## Begin Exercise material

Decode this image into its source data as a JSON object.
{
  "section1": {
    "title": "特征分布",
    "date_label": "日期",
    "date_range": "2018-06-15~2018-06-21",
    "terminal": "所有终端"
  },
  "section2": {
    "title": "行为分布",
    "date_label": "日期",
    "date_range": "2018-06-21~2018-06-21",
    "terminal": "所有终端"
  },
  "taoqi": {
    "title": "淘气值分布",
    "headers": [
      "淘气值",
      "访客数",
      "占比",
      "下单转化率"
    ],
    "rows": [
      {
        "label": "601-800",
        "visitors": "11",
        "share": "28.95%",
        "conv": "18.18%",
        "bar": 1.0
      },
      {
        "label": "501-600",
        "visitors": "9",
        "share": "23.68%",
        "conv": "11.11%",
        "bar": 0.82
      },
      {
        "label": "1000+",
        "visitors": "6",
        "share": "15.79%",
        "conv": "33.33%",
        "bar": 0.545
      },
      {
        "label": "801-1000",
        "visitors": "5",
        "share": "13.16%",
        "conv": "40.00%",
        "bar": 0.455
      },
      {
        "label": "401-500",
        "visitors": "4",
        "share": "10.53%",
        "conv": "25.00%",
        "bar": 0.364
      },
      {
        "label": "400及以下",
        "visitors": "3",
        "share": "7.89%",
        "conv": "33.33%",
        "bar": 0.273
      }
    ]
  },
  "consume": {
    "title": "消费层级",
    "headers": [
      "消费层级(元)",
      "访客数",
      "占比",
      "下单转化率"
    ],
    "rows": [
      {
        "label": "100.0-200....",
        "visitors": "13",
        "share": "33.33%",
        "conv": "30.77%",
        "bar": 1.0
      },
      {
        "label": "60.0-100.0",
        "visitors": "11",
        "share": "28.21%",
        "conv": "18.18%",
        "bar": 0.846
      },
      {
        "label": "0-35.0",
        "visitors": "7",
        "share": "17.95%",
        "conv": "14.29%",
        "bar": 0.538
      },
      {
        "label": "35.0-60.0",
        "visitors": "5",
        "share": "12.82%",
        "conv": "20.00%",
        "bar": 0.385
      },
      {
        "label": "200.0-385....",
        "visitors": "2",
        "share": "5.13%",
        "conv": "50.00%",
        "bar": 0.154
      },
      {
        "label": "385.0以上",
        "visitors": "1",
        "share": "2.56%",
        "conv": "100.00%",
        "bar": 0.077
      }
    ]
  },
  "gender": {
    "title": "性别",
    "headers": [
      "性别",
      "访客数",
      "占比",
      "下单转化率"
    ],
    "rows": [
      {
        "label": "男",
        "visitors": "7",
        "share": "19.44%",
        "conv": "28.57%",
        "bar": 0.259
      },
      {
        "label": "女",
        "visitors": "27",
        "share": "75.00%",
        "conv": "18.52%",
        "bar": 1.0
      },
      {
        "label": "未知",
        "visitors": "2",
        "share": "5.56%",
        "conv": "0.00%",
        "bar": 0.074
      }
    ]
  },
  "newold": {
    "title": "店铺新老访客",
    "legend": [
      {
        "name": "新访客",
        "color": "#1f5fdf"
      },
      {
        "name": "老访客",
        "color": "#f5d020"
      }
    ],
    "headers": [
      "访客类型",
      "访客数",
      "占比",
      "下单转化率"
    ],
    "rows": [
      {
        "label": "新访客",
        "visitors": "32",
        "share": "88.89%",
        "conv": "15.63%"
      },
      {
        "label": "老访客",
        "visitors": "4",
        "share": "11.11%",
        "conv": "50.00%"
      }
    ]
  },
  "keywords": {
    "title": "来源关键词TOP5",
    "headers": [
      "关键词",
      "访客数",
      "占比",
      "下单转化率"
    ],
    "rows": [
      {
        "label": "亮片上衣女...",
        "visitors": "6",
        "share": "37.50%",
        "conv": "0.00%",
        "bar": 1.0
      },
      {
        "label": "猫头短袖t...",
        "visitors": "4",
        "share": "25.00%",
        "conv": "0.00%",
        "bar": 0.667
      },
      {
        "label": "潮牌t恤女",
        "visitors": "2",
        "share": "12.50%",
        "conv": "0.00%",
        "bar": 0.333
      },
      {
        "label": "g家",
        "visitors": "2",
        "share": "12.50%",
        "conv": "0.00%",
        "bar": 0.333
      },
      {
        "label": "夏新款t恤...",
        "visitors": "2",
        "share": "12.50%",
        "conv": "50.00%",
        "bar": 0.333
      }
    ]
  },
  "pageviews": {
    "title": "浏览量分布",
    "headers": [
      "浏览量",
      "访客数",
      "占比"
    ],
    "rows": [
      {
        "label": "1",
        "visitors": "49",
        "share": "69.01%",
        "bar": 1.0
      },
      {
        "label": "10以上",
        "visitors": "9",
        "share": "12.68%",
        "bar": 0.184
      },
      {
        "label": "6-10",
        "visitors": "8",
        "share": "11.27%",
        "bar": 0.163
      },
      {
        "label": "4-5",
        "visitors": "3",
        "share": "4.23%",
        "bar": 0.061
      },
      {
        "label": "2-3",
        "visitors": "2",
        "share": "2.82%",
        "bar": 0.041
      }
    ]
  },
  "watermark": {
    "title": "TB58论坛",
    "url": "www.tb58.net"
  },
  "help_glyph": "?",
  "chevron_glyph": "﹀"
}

## End Exercise material

**The exercise**
Output all of the data again. Match it exactly.

**Exercise answer**
Decode this image into its source data as a JSON object.
{
  "section1": {
    "title": "特征分布",
    "date_label": "日期",
    "date_range": "2018-06-15~2018-06-21",
    "terminal": "所有终端"
  },
  "section2": {
    "title": "行为分布",
    "date_label": "日期",
    "date_range": "2018-06-21~2018-06-21",
    "terminal": "所有终端"
  },
  "taoqi": {
    "title": "淘气值分布",
    "headers": [
      "淘气值",
      "访客数",
      "占比",
      "下单转化率"
    ],
    "rows": [
      {
        "label": "601-800",
        "visitors": "11",
        "share": "28.95%",
        "conv": "18.18%",
        "bar": 1.0
      },
      {
        "label": "501-600",
        "visitors": "9",
        "share": "23.68%",
        "conv": "11.11%",
        "bar": 0.82
      },
      {
        "label": "1000+",
        "visitors": "6",
        "share": "15.79%",
        "conv": "33.33%",
        "bar": 0.545
      },
      {
        "label": "801-1000",
        "visitors": "5",
        "share": "13.16%",
        "conv": "40.00%",
        "bar": 0.455
      },
      {
        "label": "401-500",
        "visitors": "4",
        "share": "10.53%",
        "conv": "25.00%",
        "bar": 0.364
      },
      {
        "label": "400及以下",
        "visitors": "3",
        "share": "7.89%",
        "conv": "33.33%",
        "bar": 0.273
      }
    ]
  },
  "consume": {
    "title": "消费层级",
    "headers": [
      "消费层级(元)",
      "访客数",
      "占比",
      "下单转化率"
    ],
    "rows": [
      {
        "label": "100.0-200....",
        "visitors": "13",
        "share": "33.33%",
        "conv": "30.77%",
        "bar": 1.0
      },
      {
        "label": "60.0-100.0",
        "visitors": "11",
        "share": "28.21%",
        "conv": "18.18%",
        "bar": 0.846
      },
      {
        "label": "0-35.0",
        "visitors": "7",
        "share": "17.95%",
        "conv": "14.29%",
        "bar": 0.538
      },
      {
        "label": "35.0-60.0",
        "visitors": "5",
        "share": "12.82%",
        "conv": "20.00%",
        "bar": 0.385
      },
      {
        "label": "200.0-385....",
        "visitors": "2",
        "share": "5.13%",
        "conv": "50.00%",
        "bar": 0.154
      },
      {
        "label": "385.0以上",
        "visitors": "1",
        "share": "2.56%",
        "conv": "100.00%",
        "bar": 0.077
      }
    ]
  },
  "gender": {
    "title": "性别",
    "headers": [
      "性别",
      "访客数",
      "占比",
      "下单转化率"
    ],
    "rows": [
      {
        "label": "男",
        "visitors": "7",
        "share": "19.44%",
        "conv": "28.57%",
        "bar": 0.259
      },
      {
        "label": "女",
        "visitors": "27",
        "share": "75.00%",
        "conv": "18.52%",
        "bar": 1.0
      },
      {
        "label": "未知",
        "visitors": "2",
        "share": "5.56%",
        "conv": "0.00%",
        "bar": 0.074
      }
    ]
  },
  "newold": {
    "title": "店铺新老访客",
    "legend": [
      {
        "name": "新访客",
        "color": "#1f5fdf"
      },
      {
        "name": "老访客",
        "color": "#f5d020"
      }
    ],
    "headers": [
      "访客类型",
      "访客数",
      "占比",
      "下单转化率"
    ],
    "rows": [
      {
        "label": "新访客",
        "visitors": "32",
        "share": "88.89%",
        "conv": "15.63%"
      },
      {
        "label": "老访客",
        "visitors": "4",
        "share": "11.11%",
        "conv": "50.00%"
      }
    ]
  },
  "keywords": {
    "title": "来源关键词TOP5",
    "headers": [
      "关键词",
      "访客数",
      "占比",
      "下单转化率"
    ],
    "rows": [
      {
        "label": "亮片上衣女...",
        "visitors": "6",
        "share": "37.50%",
        "conv": "0.00%",
        "bar": 1.0
      },
      {
        "label": "猫头短袖t...",
        "visitors": "4",
        "share": "25.00%",
        "conv": "0.00%",
        "bar": 0.667
      },
      {
        "label": "潮牌t恤女",
        "visitors": "2",
        "share": "12.50%",
        "conv": "0.00%",
        "bar": 0.333
      },
      {
        "label": "g家",
        "visitors": "2",
        "share": "12.50%",
        "conv": "0.00%",
        "bar": 0.333
      },
      {
        "label": "夏新款t恤...",
        "visitors": "2",
        "share": "12.50%",
        "conv": "50.00%",
        "bar": 0.333
      }
    ]
  },
  "pageviews": {
    "title": "浏览量分布",
    "headers": [
      "浏览量",
      "访客数",
      "占比"
    ],
    "rows": [
      {
        "label": "1",
        "visitors": "49",
        "share": "69.01%",
        "bar": 1.0
      },
      {
        "label": "10以上",
        "visitors": "9",
        "share": "12.68%",
        "bar": 0.184
      },
      {
        "label": "6-10",
        "visitors": "8",
        "share": "11.27%",
        "bar": 0.163
      },
      {
        "label": "4-5",
        "visitors": "3",
        "share": "4.23%",
        "bar": 0.061
      },
      {
        "label": "2-3",
        "visitors": "2",
        "share": "2.82%",
        "bar": 0.041
      }
    ]
  },
  "watermark": {
    "title": "TB58论坛",
    "url": "www.tb58.net"
  },
  "help_glyph": "?",
  "chevron_glyph": "﹀"
}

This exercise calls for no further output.